Write out the whole listing word for word.

Items from a data source:
···

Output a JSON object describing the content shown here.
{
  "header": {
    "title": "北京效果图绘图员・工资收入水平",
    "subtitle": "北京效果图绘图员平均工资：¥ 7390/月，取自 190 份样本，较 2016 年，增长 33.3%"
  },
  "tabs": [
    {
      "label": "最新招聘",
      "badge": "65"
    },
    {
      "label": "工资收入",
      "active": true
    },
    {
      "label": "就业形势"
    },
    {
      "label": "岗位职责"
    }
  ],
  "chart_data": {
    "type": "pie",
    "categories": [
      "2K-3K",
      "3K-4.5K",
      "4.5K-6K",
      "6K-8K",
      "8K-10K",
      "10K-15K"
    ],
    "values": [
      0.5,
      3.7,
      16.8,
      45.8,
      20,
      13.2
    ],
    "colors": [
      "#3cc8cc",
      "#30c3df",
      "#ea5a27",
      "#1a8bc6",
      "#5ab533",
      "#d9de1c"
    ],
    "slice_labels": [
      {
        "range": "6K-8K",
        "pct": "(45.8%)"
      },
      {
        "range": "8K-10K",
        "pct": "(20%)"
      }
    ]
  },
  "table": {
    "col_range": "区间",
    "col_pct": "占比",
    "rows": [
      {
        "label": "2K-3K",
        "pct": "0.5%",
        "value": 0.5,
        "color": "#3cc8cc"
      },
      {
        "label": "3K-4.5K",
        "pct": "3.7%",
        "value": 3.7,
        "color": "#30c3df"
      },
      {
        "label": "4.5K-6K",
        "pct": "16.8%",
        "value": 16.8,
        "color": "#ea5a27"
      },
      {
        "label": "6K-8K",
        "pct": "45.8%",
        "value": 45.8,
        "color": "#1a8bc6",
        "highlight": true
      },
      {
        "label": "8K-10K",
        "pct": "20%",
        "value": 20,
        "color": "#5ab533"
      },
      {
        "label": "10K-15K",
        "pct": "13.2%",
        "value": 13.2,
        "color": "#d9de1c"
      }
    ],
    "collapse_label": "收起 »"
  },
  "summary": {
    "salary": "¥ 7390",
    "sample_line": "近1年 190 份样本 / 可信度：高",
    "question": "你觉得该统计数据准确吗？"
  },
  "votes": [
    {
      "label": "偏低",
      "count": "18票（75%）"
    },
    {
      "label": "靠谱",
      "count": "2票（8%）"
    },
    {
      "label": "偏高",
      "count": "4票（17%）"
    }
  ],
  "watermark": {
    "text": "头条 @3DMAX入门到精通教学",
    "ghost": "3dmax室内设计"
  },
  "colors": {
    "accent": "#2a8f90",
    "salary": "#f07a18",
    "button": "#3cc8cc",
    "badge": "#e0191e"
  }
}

···

• [Output for this exercise]
Output a JSON object describing the content shown here.
{
  "header": {
    "title": "北京效果图绘图员・工资收入水平",
    "subtitle": "北京效果图绘图员平均工资：¥ 7390/月，取自 190 份样本，较 2016 年，增长 33.3%"
  },
  "tabs": [
    {
      "label": "最新招聘",
      "badge": "65"
    },
    {
      "label": "工资收入",
      "active": true
    },
    {
      "label": "就业形势"
    },
    {
      "label": "岗位职责"
    }
  ],
  "chart_data": {
    "type": "pie",
    "categories": [
      "2K-3K",
      "3K-4.5K",
      "4.5K-6K",
      "6K-8K",
      "8K-10K",
      "10K-15K"
    ],
    "values": [
      0.5,
      3.7,
      16.8,
      45.8,
      20,
      13.2
    ],
    "colors": [
      "#3cc8cc",
      "#30c3df",
      "#ea5a27",
      "#1a8bc6",
      "#5ab533",
      "#d9de1c"
    ],
    "slice_labels": [
      {
        "range": "6K-8K",
        "pct": "(45.8%)"
      },
      {
        "range": "8K-10K",
        "pct": "(20%)"
      }
    ]
  },
  "table": {
    "col_range": "区间",
    "col_pct": "占比",
    "rows": [
      {
        "label": "2K-3K",
        "pct": "0.5%",
        "value": 0.5,
        "color": "#3cc8cc"
      },
      {
        "label": "3K-4.5K",
        "pct": "3.7%",
        "value": 3.7,
        "color": "#30c3df"
      },
      {
        "label": "4.5K-6K",
        "pct": "16.8%",
        "value": 16.8,
        "color": "#ea5a27"
      },
      {
        "label": "6K-8K",
        "pct": "45.8%",
        "value": 45.8,
        "color": "#1a8bc6",
        "highlight": true
      },
      {
        "label": "8K-10K",
        "pct": "20%",
        "value": 20,
        "color": "#5ab533"
      },
      {
        "label": "10K-15K",
        "pct": "13.2%",
        "value": 13.2,
        "color": "#d9de1c"
      }
    ],
    "collapse_label": "收起 »"
  },
  "summary": {
    "salary": "¥ 7390",
    "sample_line": "近1年 190 份样本 / 可信度：高",
    "question": "你觉得该统计数据准确吗？"
  },
  "votes": [
    {
      "label": "偏低",
      "count": "18票（75%）"
    },
    {
      "label": "靠谱",
      "count": "2票（8%）"
    },
    {
      "label": "偏高",
      "count": "4票（17%）"
    }
  ],
  "watermark": {
    "text": "头条 @3DMAX入门到精通教学",
    "ghost": "3dmax室内设计"
  },
  "colors": {
    "accent": "#2a8f90",
    "salary": "#f07a18",
    "button": "#3cc8cc",
    "badge": "#e0191e"
  }
}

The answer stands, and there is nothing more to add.